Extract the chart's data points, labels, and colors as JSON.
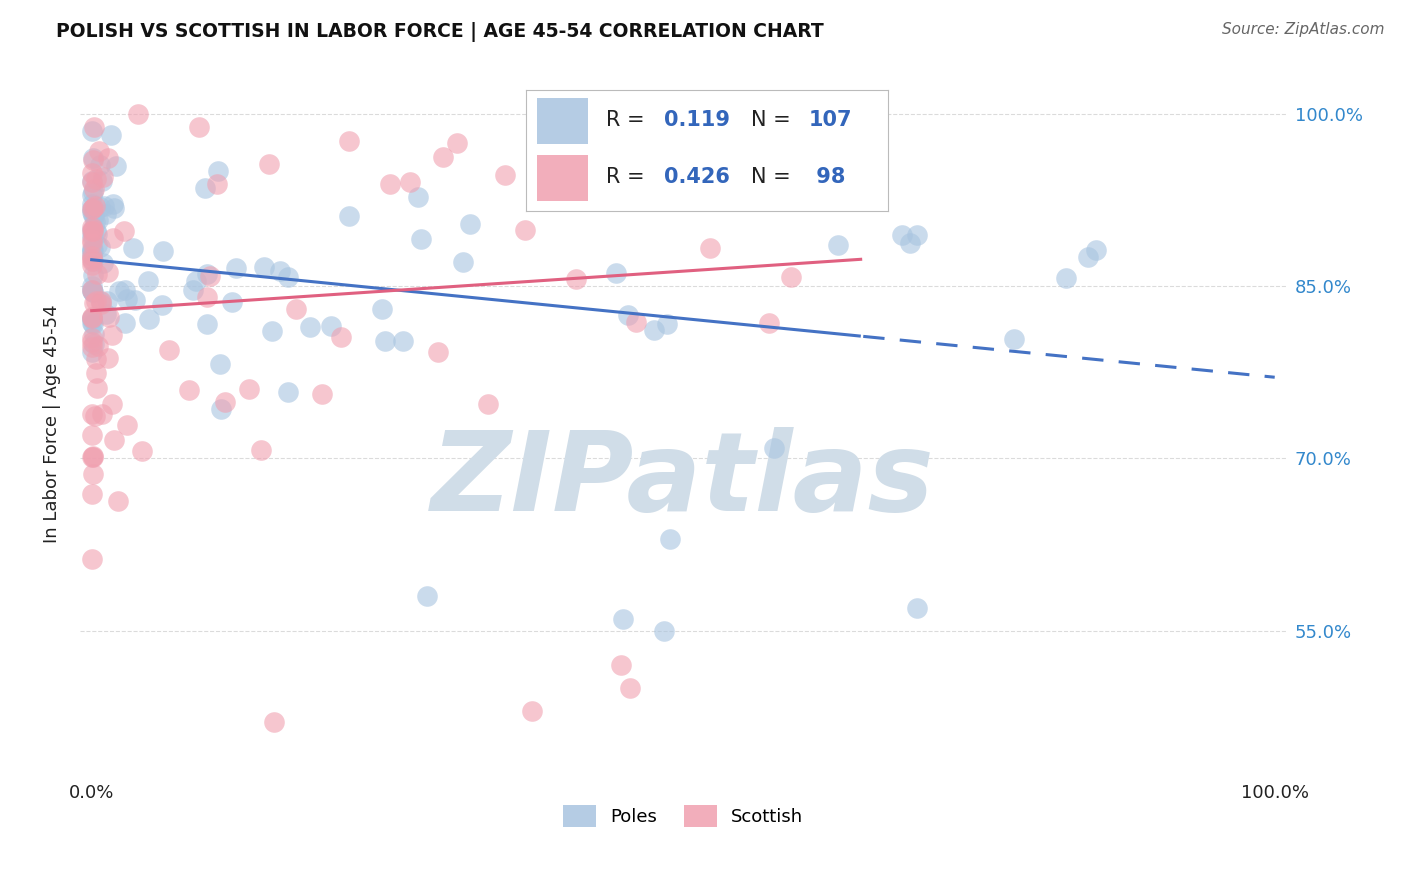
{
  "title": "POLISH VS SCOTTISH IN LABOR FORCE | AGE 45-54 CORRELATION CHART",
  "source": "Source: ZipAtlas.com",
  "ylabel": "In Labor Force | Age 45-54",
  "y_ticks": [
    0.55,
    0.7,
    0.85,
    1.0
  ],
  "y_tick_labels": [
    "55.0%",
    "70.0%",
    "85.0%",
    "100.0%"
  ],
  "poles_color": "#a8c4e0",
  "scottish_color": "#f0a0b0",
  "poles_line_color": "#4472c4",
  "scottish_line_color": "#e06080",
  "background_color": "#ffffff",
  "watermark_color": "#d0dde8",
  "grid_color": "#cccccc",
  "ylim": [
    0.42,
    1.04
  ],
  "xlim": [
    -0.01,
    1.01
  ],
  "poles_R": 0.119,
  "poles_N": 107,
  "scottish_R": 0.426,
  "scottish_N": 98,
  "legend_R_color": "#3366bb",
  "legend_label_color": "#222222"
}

★ ★ ★ ★

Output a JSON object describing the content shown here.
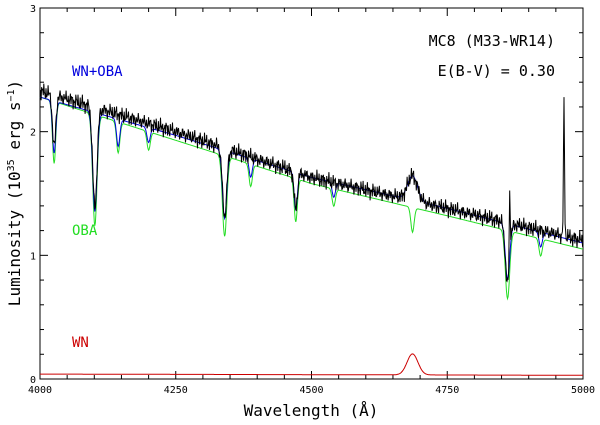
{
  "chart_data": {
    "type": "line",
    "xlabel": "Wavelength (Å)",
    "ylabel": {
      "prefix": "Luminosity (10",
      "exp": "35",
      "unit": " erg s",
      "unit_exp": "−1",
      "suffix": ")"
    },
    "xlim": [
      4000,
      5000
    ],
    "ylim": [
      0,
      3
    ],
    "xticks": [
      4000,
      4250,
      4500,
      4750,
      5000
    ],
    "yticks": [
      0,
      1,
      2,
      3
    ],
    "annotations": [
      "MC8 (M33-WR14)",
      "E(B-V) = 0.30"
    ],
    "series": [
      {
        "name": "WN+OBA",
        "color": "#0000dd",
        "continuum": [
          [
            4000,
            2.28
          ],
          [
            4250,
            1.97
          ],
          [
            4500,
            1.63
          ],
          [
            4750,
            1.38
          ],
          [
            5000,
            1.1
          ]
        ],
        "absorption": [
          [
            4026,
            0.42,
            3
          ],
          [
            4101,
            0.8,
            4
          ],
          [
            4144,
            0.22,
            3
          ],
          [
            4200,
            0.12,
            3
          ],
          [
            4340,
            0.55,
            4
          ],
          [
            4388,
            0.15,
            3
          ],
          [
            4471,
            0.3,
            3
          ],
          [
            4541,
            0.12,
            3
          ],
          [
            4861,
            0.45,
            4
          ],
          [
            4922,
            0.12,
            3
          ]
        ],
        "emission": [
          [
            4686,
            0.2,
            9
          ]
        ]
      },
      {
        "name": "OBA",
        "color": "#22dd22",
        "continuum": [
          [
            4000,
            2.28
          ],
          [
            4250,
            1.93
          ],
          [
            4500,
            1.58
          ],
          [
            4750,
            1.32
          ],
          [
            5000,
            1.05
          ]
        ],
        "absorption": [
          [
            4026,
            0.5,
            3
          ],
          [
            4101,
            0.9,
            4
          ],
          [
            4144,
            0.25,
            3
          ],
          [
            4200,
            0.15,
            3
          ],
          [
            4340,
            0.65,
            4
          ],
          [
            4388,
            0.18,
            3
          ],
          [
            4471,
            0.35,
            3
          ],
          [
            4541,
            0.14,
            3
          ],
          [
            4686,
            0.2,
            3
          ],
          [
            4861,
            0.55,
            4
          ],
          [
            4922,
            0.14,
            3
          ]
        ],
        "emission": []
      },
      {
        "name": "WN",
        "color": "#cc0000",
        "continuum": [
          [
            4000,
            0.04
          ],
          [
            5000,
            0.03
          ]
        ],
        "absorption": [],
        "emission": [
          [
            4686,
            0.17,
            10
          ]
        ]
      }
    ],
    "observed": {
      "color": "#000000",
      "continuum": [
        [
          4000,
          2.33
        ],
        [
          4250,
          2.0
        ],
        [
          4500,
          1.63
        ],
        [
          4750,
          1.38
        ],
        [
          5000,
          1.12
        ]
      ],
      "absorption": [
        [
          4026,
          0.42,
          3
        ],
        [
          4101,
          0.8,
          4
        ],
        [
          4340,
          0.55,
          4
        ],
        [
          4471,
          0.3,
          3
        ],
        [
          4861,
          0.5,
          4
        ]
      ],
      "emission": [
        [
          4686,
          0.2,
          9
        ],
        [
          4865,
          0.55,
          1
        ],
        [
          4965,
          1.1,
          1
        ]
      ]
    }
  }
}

★ ★ ★ ★

Look through the entries and return every line where "ylabel" appears.

* [Reply to the exercise]:
  "ylabel": "In Labor Force | Age 45-54",
    "ylabel": {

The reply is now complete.